What needs to be done - Reply with one number: how many lines contain the word "bott".

Structured figure records
● ● ● ● ●

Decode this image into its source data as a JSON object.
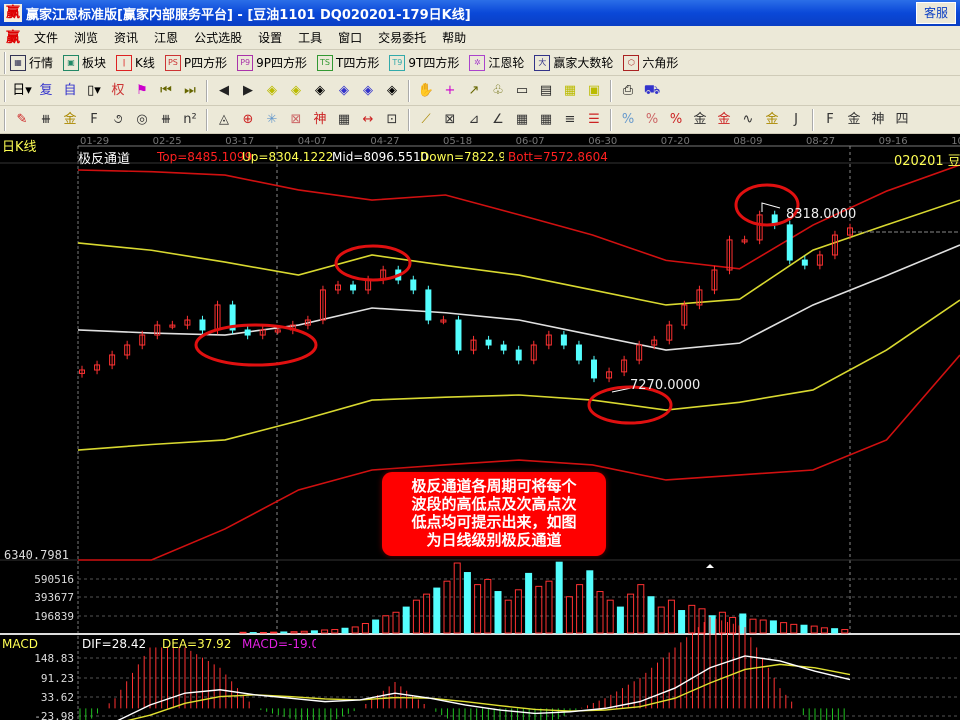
{
  "window": {
    "title": "赢家江恩标准版[赢家内部服务平台] - [豆油1101   DQ020201-179日K线]",
    "service_button": "客服",
    "logo": "赢"
  },
  "menu": [
    "文件",
    "浏览",
    "资讯",
    "江恩",
    "公式选股",
    "设置",
    "工具",
    "窗口",
    "交易委托",
    "帮助"
  ],
  "toolbar1": [
    {
      "icon": "quotes-grid-icon",
      "glyph": "▦",
      "label": "行情"
    },
    {
      "icon": "sector-blocks-icon",
      "glyph": "▣",
      "label": "板块"
    },
    {
      "icon": "candlestick-icon",
      "glyph": "ǀ",
      "label": "K线"
    },
    {
      "icon": "ps-icon",
      "glyph": "PS",
      "label": "P四方形"
    },
    {
      "icon": "p9-icon",
      "glyph": "P9",
      "label": "9P四方形"
    },
    {
      "icon": "ts-icon",
      "glyph": "TS",
      "label": "T四方形"
    },
    {
      "icon": "t9-icon",
      "glyph": "T9",
      "label": "9T四方形"
    },
    {
      "icon": "gann-wheel-icon",
      "glyph": "✲",
      "label": "江恩轮"
    },
    {
      "icon": "big-number-wheel-icon",
      "glyph": "大",
      "label": "赢家大数轮"
    },
    {
      "icon": "hexagon-icon",
      "glyph": "⬡",
      "label": "六角形"
    }
  ],
  "toolbar2": [
    {
      "icon": "period-day-icon",
      "glyph": "日▾"
    },
    {
      "icon": "fuquan-icon",
      "glyph": "复"
    },
    {
      "icon": "self-select-icon",
      "glyph": "自"
    },
    {
      "icon": "candle-type-icon",
      "glyph": "▯▾"
    },
    {
      "icon": "rights-icon",
      "glyph": "权"
    },
    {
      "icon": "flag-icon",
      "glyph": "⚑"
    },
    {
      "icon": "first-icon",
      "glyph": "⏮"
    },
    {
      "icon": "last-icon",
      "glyph": "⏭"
    },
    {
      "icon": "left-arrow-icon",
      "glyph": "◀"
    },
    {
      "icon": "right-arrow-icon",
      "glyph": "▶"
    },
    {
      "icon": "move-left-icon",
      "glyph": "◈"
    },
    {
      "icon": "move-right-icon",
      "glyph": "◈"
    },
    {
      "icon": "expand-icon",
      "glyph": "◈"
    },
    {
      "icon": "shrink-icon",
      "glyph": "◈"
    },
    {
      "icon": "zoom-in-icon",
      "glyph": "◈"
    },
    {
      "icon": "zoom-vertical-icon",
      "glyph": "◈"
    },
    {
      "icon": "hand-icon",
      "glyph": "✋"
    },
    {
      "icon": "crosshair-icon",
      "glyph": "+"
    },
    {
      "icon": "trend-icon",
      "glyph": "↗"
    },
    {
      "icon": "gift-icon",
      "glyph": "♧"
    },
    {
      "icon": "ruler-icon",
      "glyph": "▭"
    },
    {
      "icon": "calendar-icon",
      "glyph": "▤"
    },
    {
      "icon": "calculator-icon",
      "glyph": "▦"
    },
    {
      "icon": "save-icon",
      "glyph": "▣"
    },
    {
      "icon": "print-icon",
      "glyph": "⎙"
    },
    {
      "icon": "truck-icon",
      "glyph": "⛟"
    }
  ],
  "toolbar3": [
    {
      "icon": "pen-icon",
      "glyph": "✎"
    },
    {
      "icon": "parallel-lines-icon",
      "glyph": "⧻"
    },
    {
      "icon": "gold-lines-icon",
      "glyph": "金"
    },
    {
      "icon": "fib-icon",
      "glyph": "F"
    },
    {
      "icon": "spiral-icon",
      "glyph": "૭"
    },
    {
      "icon": "circle-lines-icon",
      "glyph": "◎"
    },
    {
      "icon": "grid-lines-icon",
      "glyph": "⧻"
    },
    {
      "icon": "n2-icon",
      "glyph": "n²"
    },
    {
      "icon": "triangle-icon",
      "glyph": "◬"
    },
    {
      "icon": "target-icon",
      "glyph": "⊕"
    },
    {
      "icon": "star-icon",
      "glyph": "✳"
    },
    {
      "icon": "square-star-icon",
      "glyph": "⊠"
    },
    {
      "icon": "shen-icon",
      "glyph": "神"
    },
    {
      "icon": "calendar-grid-icon",
      "glyph": "▦"
    },
    {
      "icon": "width-icon",
      "glyph": "↔"
    },
    {
      "icon": "box-icon",
      "glyph": "⊡"
    },
    {
      "icon": "fan-icon",
      "glyph": "⟋"
    },
    {
      "icon": "gann-box-icon",
      "glyph": "⊠"
    },
    {
      "icon": "gann-fan-icon",
      "glyph": "⊿"
    },
    {
      "icon": "angle-icon",
      "glyph": "∠"
    },
    {
      "icon": "gann-grid-icon",
      "glyph": "▦"
    },
    {
      "icon": "gann-square-icon",
      "glyph": "▦"
    },
    {
      "icon": "channel-icon",
      "glyph": "≡"
    },
    {
      "icon": "list-icon",
      "glyph": "☰"
    },
    {
      "icon": "percent-line-icon",
      "glyph": "%"
    },
    {
      "icon": "percent-icon",
      "glyph": "%"
    },
    {
      "icon": "percent-level-icon",
      "glyph": "%"
    },
    {
      "icon": "gold-circle-icon",
      "glyph": "金"
    },
    {
      "icon": "gold-level-icon",
      "glyph": "金"
    },
    {
      "icon": "wave-icon",
      "glyph": "∿"
    },
    {
      "icon": "gold-bar-icon",
      "glyph": "金"
    },
    {
      "icon": "j-angle-icon",
      "glyph": "J"
    },
    {
      "icon": "f-angle-icon",
      "glyph": "F"
    },
    {
      "icon": "gold-angle-icon",
      "glyph": "金"
    },
    {
      "icon": "shen-angle-icon",
      "glyph": "神"
    },
    {
      "icon": "four-angle-icon",
      "glyph": "四"
    }
  ],
  "chart": {
    "period_label": "日K线",
    "indicator_name": "极反通道",
    "readouts": {
      "top": "Top=8485.1099",
      "up": "Up=8304.1222",
      "mid": "Mid=8096.5510",
      "down": "Down=7822.985",
      "bott": "Bott=7572.8604"
    },
    "symbol": "020201  豆",
    "dates": [
      "01-29",
      "02-25",
      "03-17",
      "04-07",
      "04-27",
      "05-18",
      "06-07",
      "06-30",
      "07-20",
      "08-09",
      "08-27",
      "09-16",
      "10-0"
    ],
    "price_axis_min": "6340.7981",
    "high_label": "8318.0000",
    "low_label": "7270.0000",
    "note": [
      "极反通道各周期可将每个",
      "波段的高低点及次高点次",
      "低点均可提示出来，如图",
      "为日线级别极反通道"
    ],
    "colors": {
      "top": "#d01010",
      "up": "#d8d830",
      "mid": "#e0e0e0",
      "down": "#d8d830",
      "bott": "#d01010",
      "up_candle": "#ff3232",
      "down_candle": "#54ffff"
    },
    "closes": [
      7341,
      7371,
      7430,
      7489,
      7548,
      7607,
      7607,
      7637,
      7578,
      7726,
      7578,
      7548,
      7578,
      7578,
      7607,
      7637,
      7815,
      7844,
      7815,
      7874,
      7933,
      7874,
      7815,
      7637,
      7637,
      7459,
      7518,
      7489,
      7459,
      7400,
      7489,
      7548,
      7489,
      7400,
      7294,
      7330,
      7400,
      7489,
      7518,
      7607,
      7726,
      7815,
      7933,
      8111,
      8111,
      8259,
      8200,
      7992,
      7962,
      8022,
      8140,
      8182
    ],
    "bands": {
      "top": [
        8525,
        8515,
        8495,
        8407,
        8347,
        8377,
        8260,
        8140,
        7990,
        7940,
        8199,
        8400,
        8555
      ],
      "up": [
        8093,
        8050,
        7980,
        7903,
        8022,
        7960,
        7903,
        7815,
        7726,
        7760,
        8051,
        8200,
        8347
      ],
      "mid": [
        7578,
        7560,
        7548,
        7607,
        7708,
        7680,
        7637,
        7548,
        7459,
        7500,
        7726,
        7900,
        8081
      ],
      "down": [
        6867,
        6900,
        6927,
        7040,
        7163,
        7180,
        7193,
        7163,
        7104,
        7150,
        7223,
        7459,
        7755
      ],
      "bott": [
        6216,
        6216,
        6400,
        6631,
        6749,
        6780,
        6808,
        6779,
        6690,
        6720,
        6749,
        6927,
        7430
      ]
    },
    "volume": {
      "ticks": [
        "590516",
        "393677",
        "196839"
      ],
      "values": [
        8,
        5,
        6,
        10,
        12,
        15,
        20,
        25,
        35,
        40,
        55,
        70,
        110,
        150,
        200,
        240,
        300,
        380,
        450,
        520,
        600,
        810,
        700,
        560,
        620,
        480,
        380,
        500,
        690,
        540,
        600,
        820,
        420,
        560,
        720,
        480,
        380,
        300,
        450,
        560,
        420,
        300,
        380,
        260,
        320,
        280,
        200,
        240,
        180,
        220,
        160,
        150,
        140,
        120,
        100,
        90,
        80,
        60,
        50,
        40
      ]
    },
    "macd": {
      "label": "MACD",
      "dif": "DIF=28.42",
      "dea": "DEA=37.92",
      "macd": "MACD=-19.00",
      "ticks": [
        "148.83",
        "91.23",
        "33.62",
        "-23.98"
      ],
      "dif_values": [
        -60,
        -40,
        10,
        45,
        55,
        40,
        30,
        20,
        25,
        45,
        30,
        10,
        -5,
        -15,
        -10,
        0,
        20,
        60,
        120,
        155,
        140,
        110,
        85
      ],
      "dea_values": [
        -50,
        -45,
        -20,
        15,
        35,
        40,
        35,
        28,
        25,
        32,
        30,
        20,
        8,
        -3,
        -8,
        -5,
        5,
        30,
        75,
        115,
        130,
        120,
        100
      ]
    }
  }
}
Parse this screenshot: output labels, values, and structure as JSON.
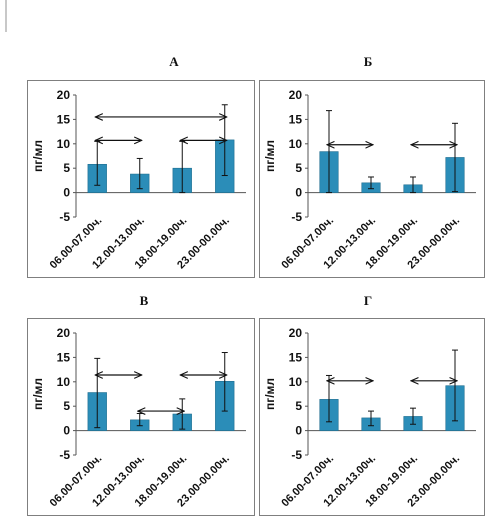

● ● ● ● ●

The result - 3